# The problem:
From the entries that follow, gather each line holding the word "lighting".

# Supplied material:
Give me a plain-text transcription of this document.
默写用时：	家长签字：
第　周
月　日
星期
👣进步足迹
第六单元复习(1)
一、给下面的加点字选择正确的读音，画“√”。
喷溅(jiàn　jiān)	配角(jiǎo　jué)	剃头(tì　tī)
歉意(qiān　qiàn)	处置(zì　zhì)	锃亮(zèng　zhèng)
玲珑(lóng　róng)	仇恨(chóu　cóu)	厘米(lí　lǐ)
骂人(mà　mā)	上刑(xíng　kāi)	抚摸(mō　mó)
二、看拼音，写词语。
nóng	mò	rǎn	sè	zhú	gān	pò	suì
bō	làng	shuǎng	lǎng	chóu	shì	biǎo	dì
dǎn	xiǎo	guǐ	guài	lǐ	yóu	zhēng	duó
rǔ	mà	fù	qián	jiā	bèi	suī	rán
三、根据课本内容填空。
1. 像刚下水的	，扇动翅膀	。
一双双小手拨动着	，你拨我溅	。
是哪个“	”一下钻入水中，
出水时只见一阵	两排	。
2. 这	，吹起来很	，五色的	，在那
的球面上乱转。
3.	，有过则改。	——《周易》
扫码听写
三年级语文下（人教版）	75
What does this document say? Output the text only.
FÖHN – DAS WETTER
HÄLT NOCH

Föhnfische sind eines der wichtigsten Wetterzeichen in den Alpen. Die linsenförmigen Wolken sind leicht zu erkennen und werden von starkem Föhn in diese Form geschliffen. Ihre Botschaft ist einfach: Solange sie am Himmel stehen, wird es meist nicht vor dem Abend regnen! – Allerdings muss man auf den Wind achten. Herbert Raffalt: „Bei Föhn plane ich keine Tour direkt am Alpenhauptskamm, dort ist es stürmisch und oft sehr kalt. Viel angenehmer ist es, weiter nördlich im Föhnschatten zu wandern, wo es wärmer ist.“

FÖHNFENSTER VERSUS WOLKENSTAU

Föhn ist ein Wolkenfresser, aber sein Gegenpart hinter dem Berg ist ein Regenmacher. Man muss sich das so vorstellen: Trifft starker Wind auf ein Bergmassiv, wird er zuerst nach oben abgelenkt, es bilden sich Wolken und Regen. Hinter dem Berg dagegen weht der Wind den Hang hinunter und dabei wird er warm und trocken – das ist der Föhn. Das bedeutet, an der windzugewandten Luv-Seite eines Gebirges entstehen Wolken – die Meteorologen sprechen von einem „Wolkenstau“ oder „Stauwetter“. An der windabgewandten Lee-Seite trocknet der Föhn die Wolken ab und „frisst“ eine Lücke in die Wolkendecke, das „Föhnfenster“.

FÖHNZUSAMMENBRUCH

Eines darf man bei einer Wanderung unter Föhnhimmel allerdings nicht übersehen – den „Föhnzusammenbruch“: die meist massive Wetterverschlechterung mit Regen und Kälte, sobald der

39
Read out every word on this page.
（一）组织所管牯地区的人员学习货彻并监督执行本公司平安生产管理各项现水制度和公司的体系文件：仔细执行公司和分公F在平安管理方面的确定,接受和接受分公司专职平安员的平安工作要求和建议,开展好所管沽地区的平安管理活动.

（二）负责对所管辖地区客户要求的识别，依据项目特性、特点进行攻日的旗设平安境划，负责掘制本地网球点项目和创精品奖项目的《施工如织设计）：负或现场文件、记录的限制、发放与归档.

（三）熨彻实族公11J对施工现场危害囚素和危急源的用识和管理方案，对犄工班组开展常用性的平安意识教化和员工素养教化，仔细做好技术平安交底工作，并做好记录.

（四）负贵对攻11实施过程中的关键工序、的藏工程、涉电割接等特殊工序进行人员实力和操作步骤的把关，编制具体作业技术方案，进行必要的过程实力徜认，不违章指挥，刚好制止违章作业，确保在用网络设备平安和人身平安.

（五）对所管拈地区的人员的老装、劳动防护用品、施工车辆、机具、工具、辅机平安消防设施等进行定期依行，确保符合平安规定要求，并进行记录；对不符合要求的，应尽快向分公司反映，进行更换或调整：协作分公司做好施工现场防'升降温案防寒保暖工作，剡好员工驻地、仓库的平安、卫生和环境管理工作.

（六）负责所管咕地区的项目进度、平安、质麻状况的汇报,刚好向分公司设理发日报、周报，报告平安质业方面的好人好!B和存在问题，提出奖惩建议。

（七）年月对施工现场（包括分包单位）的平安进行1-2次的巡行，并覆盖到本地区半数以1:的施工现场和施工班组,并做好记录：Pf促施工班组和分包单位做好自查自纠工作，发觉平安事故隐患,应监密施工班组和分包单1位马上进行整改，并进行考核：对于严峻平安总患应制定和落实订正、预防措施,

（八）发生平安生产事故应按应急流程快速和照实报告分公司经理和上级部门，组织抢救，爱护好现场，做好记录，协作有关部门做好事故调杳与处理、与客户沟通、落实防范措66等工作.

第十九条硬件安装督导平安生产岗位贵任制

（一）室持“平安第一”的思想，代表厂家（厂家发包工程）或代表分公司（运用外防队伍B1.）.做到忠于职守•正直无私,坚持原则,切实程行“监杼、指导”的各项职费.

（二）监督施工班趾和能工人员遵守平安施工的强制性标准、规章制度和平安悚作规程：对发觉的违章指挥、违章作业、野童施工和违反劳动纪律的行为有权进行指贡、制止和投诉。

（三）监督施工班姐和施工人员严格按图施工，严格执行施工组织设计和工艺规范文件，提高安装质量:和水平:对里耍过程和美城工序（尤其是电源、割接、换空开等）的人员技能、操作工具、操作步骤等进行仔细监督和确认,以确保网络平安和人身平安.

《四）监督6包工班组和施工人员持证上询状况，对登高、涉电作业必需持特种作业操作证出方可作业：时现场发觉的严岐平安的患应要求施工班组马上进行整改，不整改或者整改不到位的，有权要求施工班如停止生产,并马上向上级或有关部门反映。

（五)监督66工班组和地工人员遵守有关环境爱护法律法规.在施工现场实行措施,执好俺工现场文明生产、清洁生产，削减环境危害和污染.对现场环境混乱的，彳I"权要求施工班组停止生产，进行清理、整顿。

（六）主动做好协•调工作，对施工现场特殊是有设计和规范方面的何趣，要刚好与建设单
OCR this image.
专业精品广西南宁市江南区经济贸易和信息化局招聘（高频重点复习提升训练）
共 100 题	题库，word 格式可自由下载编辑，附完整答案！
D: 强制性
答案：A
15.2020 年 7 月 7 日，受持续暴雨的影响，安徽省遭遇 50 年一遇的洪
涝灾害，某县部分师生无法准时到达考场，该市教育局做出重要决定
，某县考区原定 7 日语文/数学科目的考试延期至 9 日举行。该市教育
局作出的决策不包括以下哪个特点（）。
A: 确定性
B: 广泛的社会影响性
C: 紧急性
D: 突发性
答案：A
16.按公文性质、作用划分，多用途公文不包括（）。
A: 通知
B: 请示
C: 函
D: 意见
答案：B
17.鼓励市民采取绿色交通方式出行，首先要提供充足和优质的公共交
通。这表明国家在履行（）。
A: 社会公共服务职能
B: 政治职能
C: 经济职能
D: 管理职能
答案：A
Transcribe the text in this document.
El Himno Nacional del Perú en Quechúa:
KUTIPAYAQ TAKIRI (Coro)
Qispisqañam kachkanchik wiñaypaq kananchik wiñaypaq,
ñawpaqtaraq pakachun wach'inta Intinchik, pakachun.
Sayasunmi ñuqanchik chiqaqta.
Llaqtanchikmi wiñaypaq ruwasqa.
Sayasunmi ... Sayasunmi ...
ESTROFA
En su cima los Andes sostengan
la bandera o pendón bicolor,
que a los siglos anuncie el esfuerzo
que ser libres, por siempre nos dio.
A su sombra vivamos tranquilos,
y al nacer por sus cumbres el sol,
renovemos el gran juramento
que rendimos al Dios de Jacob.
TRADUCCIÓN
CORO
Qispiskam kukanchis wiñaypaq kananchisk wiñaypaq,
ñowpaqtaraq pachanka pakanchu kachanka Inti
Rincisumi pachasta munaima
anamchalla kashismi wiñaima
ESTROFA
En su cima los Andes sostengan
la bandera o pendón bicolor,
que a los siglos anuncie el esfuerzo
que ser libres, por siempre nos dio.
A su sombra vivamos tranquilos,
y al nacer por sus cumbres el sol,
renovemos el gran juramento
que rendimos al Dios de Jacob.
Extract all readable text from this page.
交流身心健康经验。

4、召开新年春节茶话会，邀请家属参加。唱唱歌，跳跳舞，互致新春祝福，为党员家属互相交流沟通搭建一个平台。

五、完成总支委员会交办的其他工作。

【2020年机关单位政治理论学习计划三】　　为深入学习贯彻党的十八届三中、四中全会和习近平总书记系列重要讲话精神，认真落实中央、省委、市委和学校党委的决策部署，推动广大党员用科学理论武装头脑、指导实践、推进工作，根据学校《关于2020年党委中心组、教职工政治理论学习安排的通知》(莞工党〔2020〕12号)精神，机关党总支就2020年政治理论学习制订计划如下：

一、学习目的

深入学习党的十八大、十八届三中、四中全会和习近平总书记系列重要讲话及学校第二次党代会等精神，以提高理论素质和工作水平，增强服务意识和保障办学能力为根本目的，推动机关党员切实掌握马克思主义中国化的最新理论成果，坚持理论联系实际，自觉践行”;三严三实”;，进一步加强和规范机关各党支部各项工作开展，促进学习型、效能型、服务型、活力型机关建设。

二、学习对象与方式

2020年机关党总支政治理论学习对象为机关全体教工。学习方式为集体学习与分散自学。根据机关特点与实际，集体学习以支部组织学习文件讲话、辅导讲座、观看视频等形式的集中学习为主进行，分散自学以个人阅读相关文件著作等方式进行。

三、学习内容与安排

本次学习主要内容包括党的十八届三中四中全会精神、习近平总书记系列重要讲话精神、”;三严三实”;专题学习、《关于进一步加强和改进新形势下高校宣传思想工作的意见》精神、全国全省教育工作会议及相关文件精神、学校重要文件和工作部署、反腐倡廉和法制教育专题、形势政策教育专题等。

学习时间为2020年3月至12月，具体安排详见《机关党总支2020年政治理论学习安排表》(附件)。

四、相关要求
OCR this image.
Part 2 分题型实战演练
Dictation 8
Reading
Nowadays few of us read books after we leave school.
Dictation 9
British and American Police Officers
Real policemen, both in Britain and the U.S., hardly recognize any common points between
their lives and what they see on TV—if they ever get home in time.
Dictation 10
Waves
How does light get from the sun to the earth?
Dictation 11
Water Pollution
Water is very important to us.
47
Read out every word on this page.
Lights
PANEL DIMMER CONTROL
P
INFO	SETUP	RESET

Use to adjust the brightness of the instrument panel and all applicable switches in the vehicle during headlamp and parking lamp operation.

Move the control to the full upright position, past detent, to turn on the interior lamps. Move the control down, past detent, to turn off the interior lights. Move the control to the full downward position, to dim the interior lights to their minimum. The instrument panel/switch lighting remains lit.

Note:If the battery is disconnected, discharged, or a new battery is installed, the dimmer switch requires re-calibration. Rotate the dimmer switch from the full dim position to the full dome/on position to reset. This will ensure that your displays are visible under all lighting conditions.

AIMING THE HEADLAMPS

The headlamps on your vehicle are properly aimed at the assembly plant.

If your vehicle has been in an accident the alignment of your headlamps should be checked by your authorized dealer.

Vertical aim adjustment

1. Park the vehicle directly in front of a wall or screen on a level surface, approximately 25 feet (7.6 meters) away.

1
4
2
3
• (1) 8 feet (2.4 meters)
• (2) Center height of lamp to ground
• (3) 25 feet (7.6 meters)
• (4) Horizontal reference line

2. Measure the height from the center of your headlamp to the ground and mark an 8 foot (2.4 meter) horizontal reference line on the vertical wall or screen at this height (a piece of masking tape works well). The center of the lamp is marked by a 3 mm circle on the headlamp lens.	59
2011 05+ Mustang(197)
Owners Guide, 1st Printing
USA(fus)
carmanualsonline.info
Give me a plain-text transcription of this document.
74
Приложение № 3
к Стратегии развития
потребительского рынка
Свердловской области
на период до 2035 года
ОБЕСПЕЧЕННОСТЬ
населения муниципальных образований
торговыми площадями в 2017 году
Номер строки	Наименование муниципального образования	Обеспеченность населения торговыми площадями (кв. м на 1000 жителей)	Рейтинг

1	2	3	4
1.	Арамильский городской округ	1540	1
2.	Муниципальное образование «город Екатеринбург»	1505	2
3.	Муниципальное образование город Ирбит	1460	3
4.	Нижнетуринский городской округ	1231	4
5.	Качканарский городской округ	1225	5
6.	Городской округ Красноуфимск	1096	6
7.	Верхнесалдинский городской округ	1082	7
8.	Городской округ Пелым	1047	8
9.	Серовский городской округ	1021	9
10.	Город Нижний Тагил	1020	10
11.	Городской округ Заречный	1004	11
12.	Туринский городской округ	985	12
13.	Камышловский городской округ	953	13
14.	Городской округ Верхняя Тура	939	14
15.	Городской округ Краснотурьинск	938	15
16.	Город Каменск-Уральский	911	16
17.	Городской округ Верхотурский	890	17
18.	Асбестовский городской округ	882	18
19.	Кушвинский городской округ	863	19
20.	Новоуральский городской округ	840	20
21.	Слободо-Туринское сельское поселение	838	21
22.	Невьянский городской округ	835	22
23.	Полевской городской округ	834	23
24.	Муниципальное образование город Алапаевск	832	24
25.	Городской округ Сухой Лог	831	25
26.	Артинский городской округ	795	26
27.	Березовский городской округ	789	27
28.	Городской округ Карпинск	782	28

# Solution:
Move the control to the full upright position, past detent, to turn on the interior lamps. Move the control down, past detent, to turn off the interior lights. Move the control to the full downward position, to dim the interior lights to their minimum. The instrument panel/switch lighting remains lit.
Note:If the battery is disconnected, discharged, or a new battery is installed, the dimmer switch requires re-calibration. Rotate the dimmer switch from the full dim position to the full dome/on position to reset. This will ensure that your displays are visible under all lighting conditions.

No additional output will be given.